• [Exercise]: Pick every line with "предложения" from the material below.

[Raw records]

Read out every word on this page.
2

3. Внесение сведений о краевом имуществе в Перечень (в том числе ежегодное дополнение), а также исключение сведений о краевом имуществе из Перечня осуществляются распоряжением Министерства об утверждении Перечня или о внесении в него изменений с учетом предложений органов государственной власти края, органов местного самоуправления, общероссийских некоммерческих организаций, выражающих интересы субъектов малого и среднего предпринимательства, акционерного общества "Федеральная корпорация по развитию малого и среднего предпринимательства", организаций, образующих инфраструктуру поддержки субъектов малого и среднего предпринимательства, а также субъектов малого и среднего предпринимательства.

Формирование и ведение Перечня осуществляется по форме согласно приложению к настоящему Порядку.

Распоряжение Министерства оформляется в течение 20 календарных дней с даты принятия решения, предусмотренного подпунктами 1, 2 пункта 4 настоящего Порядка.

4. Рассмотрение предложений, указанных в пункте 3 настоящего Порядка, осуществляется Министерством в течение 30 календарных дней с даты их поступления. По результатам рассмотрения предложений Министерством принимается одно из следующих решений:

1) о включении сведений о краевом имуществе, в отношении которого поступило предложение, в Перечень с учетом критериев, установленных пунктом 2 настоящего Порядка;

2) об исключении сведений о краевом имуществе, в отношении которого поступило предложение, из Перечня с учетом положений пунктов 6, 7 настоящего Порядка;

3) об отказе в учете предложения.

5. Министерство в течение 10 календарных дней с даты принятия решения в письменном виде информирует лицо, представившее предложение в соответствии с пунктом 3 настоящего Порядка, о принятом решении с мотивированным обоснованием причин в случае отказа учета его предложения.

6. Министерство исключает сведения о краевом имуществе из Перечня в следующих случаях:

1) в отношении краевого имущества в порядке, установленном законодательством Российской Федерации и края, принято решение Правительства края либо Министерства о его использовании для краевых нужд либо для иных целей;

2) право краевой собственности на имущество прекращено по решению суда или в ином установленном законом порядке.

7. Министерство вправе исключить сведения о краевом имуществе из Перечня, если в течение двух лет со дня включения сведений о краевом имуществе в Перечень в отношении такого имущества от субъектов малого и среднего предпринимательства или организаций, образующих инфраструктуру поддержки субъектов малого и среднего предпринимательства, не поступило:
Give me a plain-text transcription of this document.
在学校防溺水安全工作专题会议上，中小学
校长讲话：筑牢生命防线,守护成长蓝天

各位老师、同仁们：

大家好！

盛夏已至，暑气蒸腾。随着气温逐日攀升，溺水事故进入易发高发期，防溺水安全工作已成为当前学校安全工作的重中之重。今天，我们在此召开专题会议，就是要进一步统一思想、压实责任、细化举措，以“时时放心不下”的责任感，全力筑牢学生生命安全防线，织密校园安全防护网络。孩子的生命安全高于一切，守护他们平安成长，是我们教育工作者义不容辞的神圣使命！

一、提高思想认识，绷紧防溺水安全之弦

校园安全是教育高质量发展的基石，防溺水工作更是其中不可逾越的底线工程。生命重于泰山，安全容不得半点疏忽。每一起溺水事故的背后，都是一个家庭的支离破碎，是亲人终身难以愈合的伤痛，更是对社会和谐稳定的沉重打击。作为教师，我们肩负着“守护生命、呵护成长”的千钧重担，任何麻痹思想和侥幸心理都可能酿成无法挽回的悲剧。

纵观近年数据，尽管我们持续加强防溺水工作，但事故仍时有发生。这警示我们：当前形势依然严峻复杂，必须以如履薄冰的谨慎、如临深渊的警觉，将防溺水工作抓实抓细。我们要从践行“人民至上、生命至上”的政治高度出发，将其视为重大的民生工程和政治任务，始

• [Final result]:
3) об отказе в учете предложения.
5. Министерство в течение 10 календарных дней с даты принятия решения в письменном виде информирует лицо, представившее предложение в соответствии с пунктом 3 настоящего Порядка, о принятом решении с мотивированным обоснованием причин в случае отказа учета его предложения.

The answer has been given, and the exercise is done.